What you need to do: Copy the passage from the 3D imaging text, starting with "This year’s event, which" and going on through "and prices drop.".

In 2017, the seminar theatre devoted to 3D imaging at UKIVA’s Machine Vision Conference and Exhibition was the best attended of the event.
This year’s event, which took place in May, has once again had a complete theatre dedicated to this topic. There is no doubt that 3D imaging is continuing to grow in popularity, as technology improves and prices drop.
A change of emphasis
3D imaging has been available for many years, but only comparatively recently have the dramatic improvements in processor capabilities made it possible to carry out the complex computation of 3D images in real-time for production line deployment. These improvements in processing power, coupled with the emergence of high performance CMOS sensors, has allowed the development of easy-to-use 3D systems at price points now comparable to some 2D imaging systems. In addition, such systems are capable of making highly sophisticated measurements. Less than 5 years ago, 2D imaging was the natural choice for machine vision and the decision on whether to use 3D systems was based on whether the application really needed it in order to justify the cost. However, now, while 2D imaging is still an optimal tool in many applications, better performance and lower costs mean that businesses can look at 3D as an additive process to 2D rather than an either/or equation. This brings the advantages of 3D without sacrificing the benefits of 2D. The two most popular inline 3D inspection technologies are laser triangulation and stereo vision with structured light (fringe projection). These both offer non-contact scanning of parts and generate the high-resolution 3D scans required for feature measurement and verification.

Supplied material:

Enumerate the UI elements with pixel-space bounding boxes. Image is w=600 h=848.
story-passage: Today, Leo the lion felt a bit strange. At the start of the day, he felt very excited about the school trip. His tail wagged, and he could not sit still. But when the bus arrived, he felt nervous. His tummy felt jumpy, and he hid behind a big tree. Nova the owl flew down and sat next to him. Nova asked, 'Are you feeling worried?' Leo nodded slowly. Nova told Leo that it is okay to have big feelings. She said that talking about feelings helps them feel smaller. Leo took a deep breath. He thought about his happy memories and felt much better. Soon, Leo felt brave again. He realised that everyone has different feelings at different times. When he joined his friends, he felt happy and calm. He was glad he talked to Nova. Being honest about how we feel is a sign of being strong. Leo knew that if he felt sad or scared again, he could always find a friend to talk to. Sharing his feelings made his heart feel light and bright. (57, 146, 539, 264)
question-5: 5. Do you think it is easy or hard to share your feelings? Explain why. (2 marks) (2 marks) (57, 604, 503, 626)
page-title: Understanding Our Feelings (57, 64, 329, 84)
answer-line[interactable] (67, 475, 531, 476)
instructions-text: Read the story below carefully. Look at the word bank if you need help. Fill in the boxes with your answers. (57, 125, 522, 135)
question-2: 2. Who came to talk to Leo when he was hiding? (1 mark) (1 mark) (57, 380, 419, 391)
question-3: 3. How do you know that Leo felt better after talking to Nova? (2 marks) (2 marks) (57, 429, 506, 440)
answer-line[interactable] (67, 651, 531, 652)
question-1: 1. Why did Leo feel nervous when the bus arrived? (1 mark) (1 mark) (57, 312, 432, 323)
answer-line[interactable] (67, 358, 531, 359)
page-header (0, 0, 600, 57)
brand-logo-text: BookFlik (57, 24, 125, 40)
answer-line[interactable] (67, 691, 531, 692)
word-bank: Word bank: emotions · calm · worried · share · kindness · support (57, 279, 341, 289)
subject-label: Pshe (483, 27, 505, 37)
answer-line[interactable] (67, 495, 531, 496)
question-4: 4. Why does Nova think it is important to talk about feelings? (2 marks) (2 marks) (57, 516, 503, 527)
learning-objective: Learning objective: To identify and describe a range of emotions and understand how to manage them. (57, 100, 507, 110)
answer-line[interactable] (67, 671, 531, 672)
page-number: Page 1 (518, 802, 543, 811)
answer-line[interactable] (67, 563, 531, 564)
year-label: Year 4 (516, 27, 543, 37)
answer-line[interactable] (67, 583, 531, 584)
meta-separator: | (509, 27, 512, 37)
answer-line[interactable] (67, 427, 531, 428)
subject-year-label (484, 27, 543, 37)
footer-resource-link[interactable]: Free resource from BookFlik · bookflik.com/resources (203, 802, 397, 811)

Answer:
This year’s event, which took place in May, has once again had a complete theatre dedicated to this topic. There is no doubt that 3D imaging is continuing to grow in popularity, as technology improves and prices drop.